====== DATA LISTING ======
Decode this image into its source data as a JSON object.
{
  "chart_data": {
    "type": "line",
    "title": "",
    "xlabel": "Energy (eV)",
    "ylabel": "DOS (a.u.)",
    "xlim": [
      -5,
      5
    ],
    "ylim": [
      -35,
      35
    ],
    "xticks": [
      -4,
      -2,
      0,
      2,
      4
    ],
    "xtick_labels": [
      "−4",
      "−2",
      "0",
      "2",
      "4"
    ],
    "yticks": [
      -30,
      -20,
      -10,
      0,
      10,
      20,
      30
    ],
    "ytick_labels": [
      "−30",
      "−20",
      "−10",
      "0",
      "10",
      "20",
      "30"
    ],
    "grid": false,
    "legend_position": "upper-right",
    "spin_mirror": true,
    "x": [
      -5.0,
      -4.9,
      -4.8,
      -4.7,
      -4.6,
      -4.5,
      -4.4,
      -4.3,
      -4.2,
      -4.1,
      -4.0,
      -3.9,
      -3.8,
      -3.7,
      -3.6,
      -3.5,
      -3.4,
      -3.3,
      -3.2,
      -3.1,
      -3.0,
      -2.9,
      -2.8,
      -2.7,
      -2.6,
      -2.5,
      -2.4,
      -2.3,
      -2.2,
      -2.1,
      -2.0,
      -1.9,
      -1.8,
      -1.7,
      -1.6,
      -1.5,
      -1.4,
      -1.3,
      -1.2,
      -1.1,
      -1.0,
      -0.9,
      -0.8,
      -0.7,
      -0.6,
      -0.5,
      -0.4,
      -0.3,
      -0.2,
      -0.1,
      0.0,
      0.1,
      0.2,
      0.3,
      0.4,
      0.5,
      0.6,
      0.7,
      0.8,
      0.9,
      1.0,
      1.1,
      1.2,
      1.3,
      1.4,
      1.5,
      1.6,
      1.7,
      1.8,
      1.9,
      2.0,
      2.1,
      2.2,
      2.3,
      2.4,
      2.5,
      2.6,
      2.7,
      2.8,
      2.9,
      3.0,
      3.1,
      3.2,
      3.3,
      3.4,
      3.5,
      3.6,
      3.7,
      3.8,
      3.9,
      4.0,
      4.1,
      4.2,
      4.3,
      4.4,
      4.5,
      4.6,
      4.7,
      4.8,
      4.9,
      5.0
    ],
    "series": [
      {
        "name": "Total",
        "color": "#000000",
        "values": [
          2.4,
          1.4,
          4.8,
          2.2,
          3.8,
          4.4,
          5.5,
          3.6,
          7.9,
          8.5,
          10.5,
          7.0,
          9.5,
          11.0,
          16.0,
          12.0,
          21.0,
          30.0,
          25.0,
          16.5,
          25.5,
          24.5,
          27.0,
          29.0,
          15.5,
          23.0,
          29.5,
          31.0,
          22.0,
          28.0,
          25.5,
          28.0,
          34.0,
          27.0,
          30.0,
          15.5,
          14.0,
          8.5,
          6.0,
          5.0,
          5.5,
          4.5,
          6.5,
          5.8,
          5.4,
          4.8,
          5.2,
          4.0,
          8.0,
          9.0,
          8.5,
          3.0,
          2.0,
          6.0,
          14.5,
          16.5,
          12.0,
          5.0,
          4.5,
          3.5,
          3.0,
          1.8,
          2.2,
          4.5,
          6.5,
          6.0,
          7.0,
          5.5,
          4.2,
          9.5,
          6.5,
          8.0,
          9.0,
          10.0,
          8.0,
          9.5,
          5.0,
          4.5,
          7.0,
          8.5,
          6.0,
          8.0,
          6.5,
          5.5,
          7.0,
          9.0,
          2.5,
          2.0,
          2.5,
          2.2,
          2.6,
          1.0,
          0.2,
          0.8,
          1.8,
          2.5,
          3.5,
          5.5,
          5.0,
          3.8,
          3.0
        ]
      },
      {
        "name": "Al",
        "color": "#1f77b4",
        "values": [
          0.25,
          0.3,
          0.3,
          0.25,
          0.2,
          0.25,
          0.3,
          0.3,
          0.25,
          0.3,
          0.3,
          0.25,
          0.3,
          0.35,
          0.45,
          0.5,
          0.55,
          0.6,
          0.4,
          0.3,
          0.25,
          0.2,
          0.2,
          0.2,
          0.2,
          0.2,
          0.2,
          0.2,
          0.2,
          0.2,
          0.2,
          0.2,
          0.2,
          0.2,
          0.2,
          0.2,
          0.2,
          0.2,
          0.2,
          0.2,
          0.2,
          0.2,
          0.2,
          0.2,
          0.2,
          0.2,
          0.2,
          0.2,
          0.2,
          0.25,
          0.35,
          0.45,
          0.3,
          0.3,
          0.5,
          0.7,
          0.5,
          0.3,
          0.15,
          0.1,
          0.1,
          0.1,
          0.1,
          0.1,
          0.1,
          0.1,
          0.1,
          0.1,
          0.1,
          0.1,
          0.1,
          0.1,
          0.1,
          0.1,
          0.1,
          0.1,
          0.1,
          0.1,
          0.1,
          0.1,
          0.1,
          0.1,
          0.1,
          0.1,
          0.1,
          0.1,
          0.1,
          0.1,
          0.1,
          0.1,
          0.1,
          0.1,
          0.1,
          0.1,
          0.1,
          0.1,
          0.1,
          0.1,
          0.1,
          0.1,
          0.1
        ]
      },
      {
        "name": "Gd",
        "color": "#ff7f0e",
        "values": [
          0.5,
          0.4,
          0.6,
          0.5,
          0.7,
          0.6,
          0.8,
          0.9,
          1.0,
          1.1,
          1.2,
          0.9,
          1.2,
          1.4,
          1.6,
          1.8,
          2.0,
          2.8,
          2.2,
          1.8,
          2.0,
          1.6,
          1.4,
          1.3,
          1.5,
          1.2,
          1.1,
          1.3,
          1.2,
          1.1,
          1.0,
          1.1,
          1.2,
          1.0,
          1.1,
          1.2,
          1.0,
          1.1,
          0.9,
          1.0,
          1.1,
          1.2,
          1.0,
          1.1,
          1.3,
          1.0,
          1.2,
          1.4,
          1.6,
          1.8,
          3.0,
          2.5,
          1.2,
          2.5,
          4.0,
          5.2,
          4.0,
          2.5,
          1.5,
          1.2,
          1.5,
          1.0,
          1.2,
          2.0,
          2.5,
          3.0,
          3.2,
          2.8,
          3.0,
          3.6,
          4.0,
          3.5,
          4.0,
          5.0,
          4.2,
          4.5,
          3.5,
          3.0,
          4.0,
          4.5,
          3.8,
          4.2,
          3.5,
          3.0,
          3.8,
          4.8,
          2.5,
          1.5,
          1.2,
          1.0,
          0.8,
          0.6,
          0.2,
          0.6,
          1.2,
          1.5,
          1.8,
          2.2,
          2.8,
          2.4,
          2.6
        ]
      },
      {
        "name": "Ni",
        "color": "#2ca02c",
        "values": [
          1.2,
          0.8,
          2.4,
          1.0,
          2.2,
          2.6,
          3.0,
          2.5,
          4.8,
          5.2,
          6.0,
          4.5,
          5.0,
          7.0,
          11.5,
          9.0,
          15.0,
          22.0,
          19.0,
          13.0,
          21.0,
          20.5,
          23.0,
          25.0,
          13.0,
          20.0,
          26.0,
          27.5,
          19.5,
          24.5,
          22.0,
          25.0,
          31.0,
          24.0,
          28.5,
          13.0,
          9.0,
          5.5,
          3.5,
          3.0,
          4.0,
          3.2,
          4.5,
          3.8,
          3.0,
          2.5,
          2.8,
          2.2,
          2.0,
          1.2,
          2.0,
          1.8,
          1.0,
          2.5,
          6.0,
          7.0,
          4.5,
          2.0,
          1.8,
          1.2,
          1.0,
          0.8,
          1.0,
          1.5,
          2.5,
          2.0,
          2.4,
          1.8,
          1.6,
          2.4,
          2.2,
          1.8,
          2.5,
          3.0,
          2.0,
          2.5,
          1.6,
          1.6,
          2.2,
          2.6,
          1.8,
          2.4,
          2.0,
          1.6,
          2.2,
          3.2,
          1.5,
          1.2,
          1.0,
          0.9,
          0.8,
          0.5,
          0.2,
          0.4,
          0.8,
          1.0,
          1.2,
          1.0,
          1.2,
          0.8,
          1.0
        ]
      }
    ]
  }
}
======
Gather each line from the listing above that holds "color".

        "color": "#000000",
        "color": "#1f77b4",
        "color": "#ff7f0e",
        "color": "#2ca02c",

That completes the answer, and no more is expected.